YOUR GOAL
Count every line in the records below that contains the string "through". Report that number alone.

+--

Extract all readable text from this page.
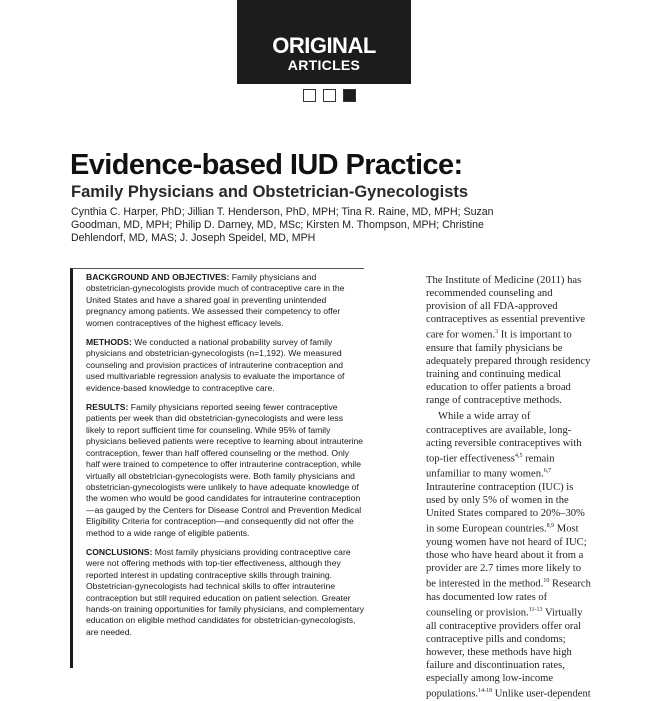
ORIGINAL
ARTICLES
Evidence-based IUD Practice:
Family Physicians and Obstetrician-Gynecologists
Cynthia C. Harper, PhD; Jillian T. Henderson, PhD, MPH; Tina R. Raine, MD, MPH; Suzan Goodman, MD, MPH; Philip D. Darney, MD, MSc; Kirsten M. Thompson, MPH; Christine Dehlendorf, MD, MAS; J. Joseph Speidel, MD, MPH
BACKGROUND AND OBJECTIVES: Family physicians and obstetrician-gynecologists provide much of contraceptive care in the United States and have a shared goal in preventing unintended pregnancy among patients. We assessed their competency to offer women contraceptives of the highest efficacy levels.
METHODS: We conducted a national probability survey of family physicians and obstetrician-gynecologists (n=1,192). We measured counseling and provision practices of intrauterine contraception and used multivariable regression analysis to evaluate the importance of evidence-based knowledge to contraceptive care.
RESULTS: Family physicians reported seeing fewer contraceptive patients per week than did obstetrician-gynecologists and were less likely to report sufficient time for counseling. While 95% of family physicians believed patients were receptive to learning about intrauterine contraception, fewer than half offered counseling or the method. Only half were trained to competence to offer intrauterine contraception, while virtually all obstetrician-gynecologists were. Both family physicians and obstetrician-gynecologists were unlikely to have adequate knowledge of the women who would be good candidates for intrauterine contraception—as gauged by the Centers for Disease Control and Prevention Medical Eligibility Criteria for contraception—and consequently did not offer the method to a wide range of eligible patients.
CONCLUSIONS: Most family physicians providing contraceptive care were not offering methods with top-tier effectiveness, although they reported interest in updating contraceptive skills through training. Obstetrician-gynecologists had technical skills to offer intrauterine contraception but still required education on patient selection. Greater hands-on training opportunities for family physicians, and complementary education on eligible method candidates for obstetrician-gynecologists, are needed.

The Institute of Medicine (2011) has recommended counseling and provision of all FDA-approved contraceptives as essential preventive care for women.$^3$ It is important to ensure that family physicians be adequately prepared through residency training and continuing medical education to offer patients a broad range of contraceptive methods.

While a wide array of contraceptives are available, long-acting reversible contraceptives with top-tier effectiveness$^{4,5}$ remain unfamiliar to many women.$^{6,7}$ Intrauterine contraception (IUC) is used by only 5% of women in the United States compared to 20%–30% in some European countries.$^{8,9}$ Most young women have not heard of IUC; those who have heard about it from a provider are 2.7 times more likely to be interested in the method.$^{10}$ Research has documented low rates of counseling or provision.$^{11-13}$ Virtually all contraceptive providers offer oral contraceptive pills and condoms; however, these methods have high failure and discontinuation rates, especially among low-income populations.$^{14-18}$ Unlike user-dependent
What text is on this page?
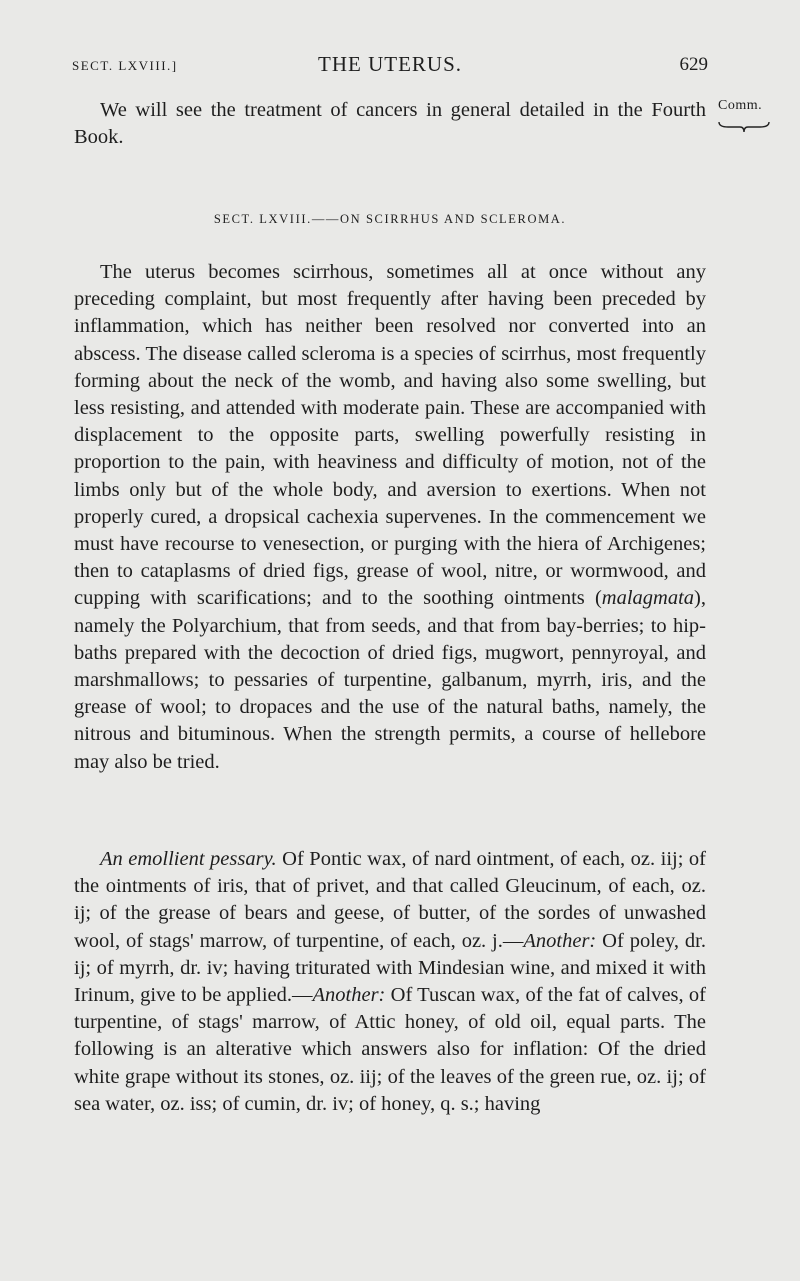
SECT. LXVIII.]	THE UTERUS.	629
Comm.

We will see the treatment of cancers in general detailed in the Fourth Book.

SECT. LXVIII.——ON SCIRRHUS AND SCLEROMA.

The uterus becomes scirrhous, sometimes all at once without any preceding complaint, but most frequently after having been preceded by inflammation, which has neither been resolved nor converted into an abscess. The disease called scleroma is a species of scirrhus, most frequently forming about the neck of the womb, and having also some swelling, but less resisting, and attended with moderate pain. These are accompanied with displacement to the opposite parts, swelling powerfully resisting in proportion to the pain, with heaviness and difficulty of motion, not of the limbs only but of the whole body, and aversion to exertions. When not properly cured, a dropsical cachexia supervenes. In the commencement we must have recourse to venesection, or purging with the hiera of Archigenes; then to cataplasms of dried figs, grease of wool, nitre, or wormwood, and cupping with scarifications; and to the soothing ointments (malagmata), namely the Polyarchium, that from seeds, and that from bay-berries; to hip-baths prepared with the decoction of dried figs, mugwort, pennyroyal, and marshmallows; to pessaries of turpentine, galbanum, myrrh, iris, and the grease of wool; to dropaces and the use of the natural baths, namely, the nitrous and bituminous. When the strength permits, a course of hellebore may also be tried.

An emollient pessary. Of Pontic wax, of nard ointment, of each, oz. iij; of the ointments of iris, that of privet, and that called Gleucinum, of each, oz. ij; of the grease of bears and geese, of butter, of the sordes of unwashed wool, of stags' marrow, of turpentine, of each, oz. j.—Another: Of poley, dr. ij; of myrrh, dr. iv; having triturated with Mindesian wine, and mixed it with Irinum, give to be applied.—Another: Of Tuscan wax, of the fat of calves, of turpentine, of stags' marrow, of Attic honey, of old oil, equal parts. The following is an alterative which answers also for inflation: Of the dried white grape without its stones, oz. iij; of the leaves of the green rue, oz. ij; of sea water, oz. iss; of cumin, dr. iv; of honey, q. s.; having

+--

TASK RESPONSE
2